Return the following lines without any alteration.

┏━━

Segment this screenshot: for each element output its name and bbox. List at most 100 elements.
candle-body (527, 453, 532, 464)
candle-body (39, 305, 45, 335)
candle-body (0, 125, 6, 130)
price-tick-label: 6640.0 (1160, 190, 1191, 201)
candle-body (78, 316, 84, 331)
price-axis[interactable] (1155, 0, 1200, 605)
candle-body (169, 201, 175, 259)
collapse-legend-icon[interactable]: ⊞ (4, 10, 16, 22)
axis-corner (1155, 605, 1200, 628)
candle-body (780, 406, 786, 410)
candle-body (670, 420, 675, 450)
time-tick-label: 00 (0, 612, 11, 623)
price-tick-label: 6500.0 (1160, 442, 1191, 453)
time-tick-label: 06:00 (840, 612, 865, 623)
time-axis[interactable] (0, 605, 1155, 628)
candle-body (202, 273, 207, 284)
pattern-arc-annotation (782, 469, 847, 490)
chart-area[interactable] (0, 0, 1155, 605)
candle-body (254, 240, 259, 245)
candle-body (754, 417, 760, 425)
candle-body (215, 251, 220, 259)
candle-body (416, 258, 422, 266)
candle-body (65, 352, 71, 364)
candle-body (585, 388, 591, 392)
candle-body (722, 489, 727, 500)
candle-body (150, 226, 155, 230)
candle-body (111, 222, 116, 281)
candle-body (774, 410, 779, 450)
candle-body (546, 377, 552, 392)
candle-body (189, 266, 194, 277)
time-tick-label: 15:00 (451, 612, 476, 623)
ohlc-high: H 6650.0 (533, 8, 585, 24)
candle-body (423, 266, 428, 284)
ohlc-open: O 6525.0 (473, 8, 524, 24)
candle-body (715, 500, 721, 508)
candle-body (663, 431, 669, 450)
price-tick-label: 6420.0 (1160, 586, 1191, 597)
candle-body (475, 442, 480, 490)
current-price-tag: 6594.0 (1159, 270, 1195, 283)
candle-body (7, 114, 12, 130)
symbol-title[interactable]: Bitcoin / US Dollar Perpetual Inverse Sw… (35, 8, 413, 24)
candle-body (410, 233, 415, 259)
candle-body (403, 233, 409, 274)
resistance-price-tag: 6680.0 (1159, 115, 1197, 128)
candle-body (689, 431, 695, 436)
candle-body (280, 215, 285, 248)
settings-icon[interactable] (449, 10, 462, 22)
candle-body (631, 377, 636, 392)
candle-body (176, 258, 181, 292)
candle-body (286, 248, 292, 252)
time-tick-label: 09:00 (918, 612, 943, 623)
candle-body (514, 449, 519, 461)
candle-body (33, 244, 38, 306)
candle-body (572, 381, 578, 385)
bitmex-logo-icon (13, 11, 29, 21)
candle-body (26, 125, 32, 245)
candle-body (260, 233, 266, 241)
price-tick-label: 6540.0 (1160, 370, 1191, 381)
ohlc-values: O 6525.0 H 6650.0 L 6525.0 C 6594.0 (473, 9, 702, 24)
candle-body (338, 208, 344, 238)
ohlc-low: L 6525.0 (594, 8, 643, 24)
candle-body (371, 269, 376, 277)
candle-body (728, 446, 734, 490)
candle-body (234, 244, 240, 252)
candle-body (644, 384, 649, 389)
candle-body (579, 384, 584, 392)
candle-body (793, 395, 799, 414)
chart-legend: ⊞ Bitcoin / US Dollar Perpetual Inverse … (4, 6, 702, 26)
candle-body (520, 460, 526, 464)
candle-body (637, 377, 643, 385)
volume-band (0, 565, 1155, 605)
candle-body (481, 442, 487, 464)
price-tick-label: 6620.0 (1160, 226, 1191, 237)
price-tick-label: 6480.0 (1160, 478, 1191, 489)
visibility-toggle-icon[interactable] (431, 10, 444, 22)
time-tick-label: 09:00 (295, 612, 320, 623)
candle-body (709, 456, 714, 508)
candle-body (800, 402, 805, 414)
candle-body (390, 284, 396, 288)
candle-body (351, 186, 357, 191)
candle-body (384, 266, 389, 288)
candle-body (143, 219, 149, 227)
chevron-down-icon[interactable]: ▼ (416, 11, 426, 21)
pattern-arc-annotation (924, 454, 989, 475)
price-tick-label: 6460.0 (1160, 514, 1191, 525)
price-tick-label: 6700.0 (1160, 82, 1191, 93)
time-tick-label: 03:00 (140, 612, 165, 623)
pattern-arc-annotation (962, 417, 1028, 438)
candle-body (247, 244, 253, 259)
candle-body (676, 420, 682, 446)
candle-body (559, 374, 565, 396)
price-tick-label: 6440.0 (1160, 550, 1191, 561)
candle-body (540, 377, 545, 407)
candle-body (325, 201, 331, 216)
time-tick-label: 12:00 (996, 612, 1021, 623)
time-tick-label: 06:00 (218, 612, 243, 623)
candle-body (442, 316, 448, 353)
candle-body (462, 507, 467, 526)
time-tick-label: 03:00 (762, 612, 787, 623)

┗━━

**Answer to the exercise**
Segment this screenshot: for each element output its name and bbox. List at most 100 elements.
candle-body (527, 453, 532, 464)
candle-body (39, 305, 45, 335)
candle-body (0, 125, 6, 130)
price-tick-label: 6640.0 (1160, 190, 1191, 201)
candle-body (78, 316, 84, 331)
price-axis[interactable] (1155, 0, 1200, 605)
candle-body (169, 201, 175, 259)
collapse-legend-icon[interactable]: ⊞ (4, 10, 16, 22)
axis-corner (1155, 605, 1200, 628)
candle-body (780, 406, 786, 410)
candle-body (670, 420, 675, 450)
time-tick-label: 00 (0, 612, 11, 623)
price-tick-label: 6500.0 (1160, 442, 1191, 453)
time-tick-label: 06:00 (840, 612, 865, 623)
time-axis[interactable] (0, 605, 1155, 628)
candle-body (202, 273, 207, 284)
pattern-arc-annotation (782, 469, 847, 490)
chart-area[interactable] (0, 0, 1155, 605)
candle-body (254, 240, 259, 245)
candle-body (754, 417, 760, 425)
candle-body (215, 251, 220, 259)
candle-body (416, 258, 422, 266)
candle-body (65, 352, 71, 364)
candle-body (585, 388, 591, 392)
candle-body (722, 489, 727, 500)
candle-body (150, 226, 155, 230)
candle-body (111, 222, 116, 281)
candle-body (774, 410, 779, 450)
candle-body (546, 377, 552, 392)
candle-body (189, 266, 194, 277)
time-tick-label: 15:00 (451, 612, 476, 623)
ohlc-high: H 6650.0 (533, 8, 585, 24)
candle-body (423, 266, 428, 284)
ohlc-open: O 6525.0 (473, 8, 524, 24)
candle-body (715, 500, 721, 508)
candle-body (663, 431, 669, 450)
price-tick-label: 6420.0 (1160, 586, 1191, 597)
candle-body (475, 442, 480, 490)
current-price-tag: 6594.0 (1159, 270, 1195, 283)
candle-body (7, 114, 12, 130)
symbol-title[interactable]: Bitcoin / US Dollar Perpetual Inverse Sw… (35, 8, 413, 24)
candle-body (410, 233, 415, 259)
candle-body (403, 233, 409, 274)
resistance-price-tag: 6680.0 (1159, 115, 1197, 128)
candle-body (689, 431, 695, 436)
candle-body (280, 215, 285, 248)
settings-icon[interactable] (449, 10, 462, 22)
candle-body (631, 377, 636, 392)
candle-body (176, 258, 181, 292)
candle-body (286, 248, 292, 252)
time-tick-label: 09:00 (918, 612, 943, 623)
candle-body (514, 449, 519, 461)
candle-body (33, 244, 38, 306)
candle-body (572, 381, 578, 385)
bitmex-logo-icon (13, 11, 29, 21)
candle-body (26, 125, 32, 245)
candle-body (260, 233, 266, 241)
price-tick-label: 6540.0 (1160, 370, 1191, 381)
ohlc-values: O 6525.0 H 6650.0 L 6525.0 C 6594.0 (473, 9, 702, 24)
candle-body (338, 208, 344, 238)
ohlc-low: L 6525.0 (594, 8, 643, 24)
candle-body (371, 269, 376, 277)
candle-body (728, 446, 734, 490)
candle-body (234, 244, 240, 252)
candle-body (644, 384, 649, 389)
candle-body (579, 384, 584, 392)
candle-body (793, 395, 799, 414)
chart-legend: ⊞ Bitcoin / US Dollar Perpetual Inverse … (4, 6, 702, 26)
candle-body (520, 460, 526, 464)
candle-body (637, 377, 643, 385)
volume-band (0, 565, 1155, 605)
candle-body (481, 442, 487, 464)
price-tick-label: 6620.0 (1160, 226, 1191, 237)
price-tick-label: 6480.0 (1160, 478, 1191, 489)
visibility-toggle-icon[interactable] (431, 10, 444, 22)
time-tick-label: 09:00 (295, 612, 320, 623)
candle-body (709, 456, 714, 508)
candle-body (800, 402, 805, 414)
candle-body (390, 284, 396, 288)
candle-body (351, 186, 357, 191)
candle-body (384, 266, 389, 288)
candle-body (143, 219, 149, 227)
chevron-down-icon[interactable]: ▼ (416, 11, 426, 21)
pattern-arc-annotation (924, 454, 989, 475)
price-tick-label: 6460.0 (1160, 514, 1191, 525)
price-tick-label: 6700.0 (1160, 82, 1191, 93)
time-tick-label: 03:00 (140, 612, 165, 623)
pattern-arc-annotation (962, 417, 1028, 438)
candle-body (247, 244, 253, 259)
candle-body (676, 420, 682, 446)
candle-body (559, 374, 565, 396)
price-tick-label: 6440.0 (1160, 550, 1191, 561)
candle-body (540, 377, 545, 407)
candle-body (325, 201, 331, 216)
time-tick-label: 12:00 (996, 612, 1021, 623)
time-tick-label: 06:00 (218, 612, 243, 623)
candle-body (442, 316, 448, 353)
candle-body (462, 507, 467, 526)
time-tick-label: 03:00 (762, 612, 787, 623)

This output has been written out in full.